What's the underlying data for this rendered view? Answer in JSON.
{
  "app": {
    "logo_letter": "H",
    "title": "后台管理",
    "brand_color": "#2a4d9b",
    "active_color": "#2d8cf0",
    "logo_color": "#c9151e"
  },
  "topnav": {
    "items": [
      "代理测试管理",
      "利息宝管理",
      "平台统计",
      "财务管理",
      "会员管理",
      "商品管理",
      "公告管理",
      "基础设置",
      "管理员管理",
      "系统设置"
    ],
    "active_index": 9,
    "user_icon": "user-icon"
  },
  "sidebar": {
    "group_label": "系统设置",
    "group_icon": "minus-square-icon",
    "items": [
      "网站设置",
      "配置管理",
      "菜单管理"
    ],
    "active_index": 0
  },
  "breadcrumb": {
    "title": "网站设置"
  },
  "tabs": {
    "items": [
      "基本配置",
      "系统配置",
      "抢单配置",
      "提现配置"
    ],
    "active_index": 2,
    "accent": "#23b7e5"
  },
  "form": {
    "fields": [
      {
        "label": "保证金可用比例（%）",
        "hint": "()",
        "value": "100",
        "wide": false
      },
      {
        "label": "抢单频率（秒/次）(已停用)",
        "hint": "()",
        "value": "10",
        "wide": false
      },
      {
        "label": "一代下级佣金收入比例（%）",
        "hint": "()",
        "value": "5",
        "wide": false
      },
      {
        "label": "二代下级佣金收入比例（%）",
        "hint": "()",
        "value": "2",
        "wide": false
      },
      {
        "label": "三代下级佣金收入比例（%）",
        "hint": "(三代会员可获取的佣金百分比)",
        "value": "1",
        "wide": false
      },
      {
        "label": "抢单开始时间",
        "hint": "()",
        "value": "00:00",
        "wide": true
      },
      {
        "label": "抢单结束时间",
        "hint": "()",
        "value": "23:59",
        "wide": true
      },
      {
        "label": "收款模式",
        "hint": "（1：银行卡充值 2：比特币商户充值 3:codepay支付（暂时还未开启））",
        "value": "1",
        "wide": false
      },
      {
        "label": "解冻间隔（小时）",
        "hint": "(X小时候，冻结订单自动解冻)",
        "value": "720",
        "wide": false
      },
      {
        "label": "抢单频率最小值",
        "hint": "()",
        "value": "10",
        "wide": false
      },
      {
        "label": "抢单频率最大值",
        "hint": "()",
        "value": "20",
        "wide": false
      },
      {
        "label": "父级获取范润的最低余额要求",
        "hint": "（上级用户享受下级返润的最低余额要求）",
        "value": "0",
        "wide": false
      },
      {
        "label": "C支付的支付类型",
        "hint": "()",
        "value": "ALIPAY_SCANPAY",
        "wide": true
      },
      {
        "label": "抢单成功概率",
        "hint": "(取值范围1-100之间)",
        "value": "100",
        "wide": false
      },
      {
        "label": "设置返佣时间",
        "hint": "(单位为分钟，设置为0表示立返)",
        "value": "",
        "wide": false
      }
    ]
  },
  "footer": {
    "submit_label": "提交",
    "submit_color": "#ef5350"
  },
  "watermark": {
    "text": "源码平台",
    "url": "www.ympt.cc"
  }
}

_ _ _

__Short task__. From the first line to the last, retype the data exactly.

__Full output__.
What's the underlying data for this rendered view? Answer in JSON.
{
  "app": {
    "logo_letter": "H",
    "title": "后台管理",
    "brand_color": "#2a4d9b",
    "active_color": "#2d8cf0",
    "logo_color": "#c9151e"
  },
  "topnav": {
    "items": [
      "代理测试管理",
      "利息宝管理",
      "平台统计",
      "财务管理",
      "会员管理",
      "商品管理",
      "公告管理",
      "基础设置",
      "管理员管理",
      "系统设置"
    ],
    "active_index": 9,
    "user_icon": "user-icon"
  },
  "sidebar": {
    "group_label": "系统设置",
    "group_icon": "minus-square-icon",
    "items": [
      "网站设置",
      "配置管理",
      "菜单管理"
    ],
    "active_index": 0
  },
  "breadcrumb": {
    "title": "网站设置"
  },
  "tabs": {
    "items": [
      "基本配置",
      "系统配置",
      "抢单配置",
      "提现配置"
    ],
    "active_index": 2,
    "accent": "#23b7e5"
  },
  "form": {
    "fields": [
      {
        "label": "保证金可用比例（%）",
        "hint": "()",
        "value": "100",
        "wide": false
      },
      {
        "label": "抢单频率（秒/次）(已停用)",
        "hint": "()",
        "value": "10",
        "wide": false
      },
      {
        "label": "一代下级佣金收入比例（%）",
        "hint": "()",
        "value": "5",
        "wide": false
      },
      {
        "label": "二代下级佣金收入比例（%）",
        "hint": "()",
        "value": "2",
        "wide": false
      },
      {
        "label": "三代下级佣金收入比例（%）",
        "hint": "(三代会员可获取的佣金百分比)",
        "value": "1",
        "wide": false
      },
      {
        "label": "抢单开始时间",
        "hint": "()",
        "value": "00:00",
        "wide": true
      },
      {
        "label": "抢单结束时间",
        "hint": "()",
        "value": "23:59",
        "wide": true
      },
      {
        "label": "收款模式",
        "hint": "（1：银行卡充值 2：比特币商户充值 3:codepay支付（暂时还未开启））",
        "value": "1",
        "wide": false
      },
      {
        "label": "解冻间隔（小时）",
        "hint": "(X小时候，冻结订单自动解冻)",
        "value": "720",
        "wide": false
      },
      {
        "label": "抢单频率最小值",
        "hint": "()",
        "value": "10",
        "wide": false
      },
      {
        "label": "抢单频率最大值",
        "hint": "()",
        "value": "20",
        "wide": false
      },
      {
        "label": "父级获取范润的最低余额要求",
        "hint": "（上级用户享受下级返润的最低余额要求）",
        "value": "0",
        "wide": false
      },
      {
        "label": "C支付的支付类型",
        "hint": "()",
        "value": "ALIPAY_SCANPAY",
        "wide": true
      },
      {
        "label": "抢单成功概率",
        "hint": "(取值范围1-100之间)",
        "value": "100",
        "wide": false
      },
      {
        "label": "设置返佣时间",
        "hint": "(单位为分钟，设置为0表示立返)",
        "value": "",
        "wide": false
      }
    ]
  },
  "footer": {
    "submit_label": "提交",
    "submit_color": "#ef5350"
  },
  "watermark": {
    "text": "源码平台",
    "url": "www.ympt.cc"
  }
}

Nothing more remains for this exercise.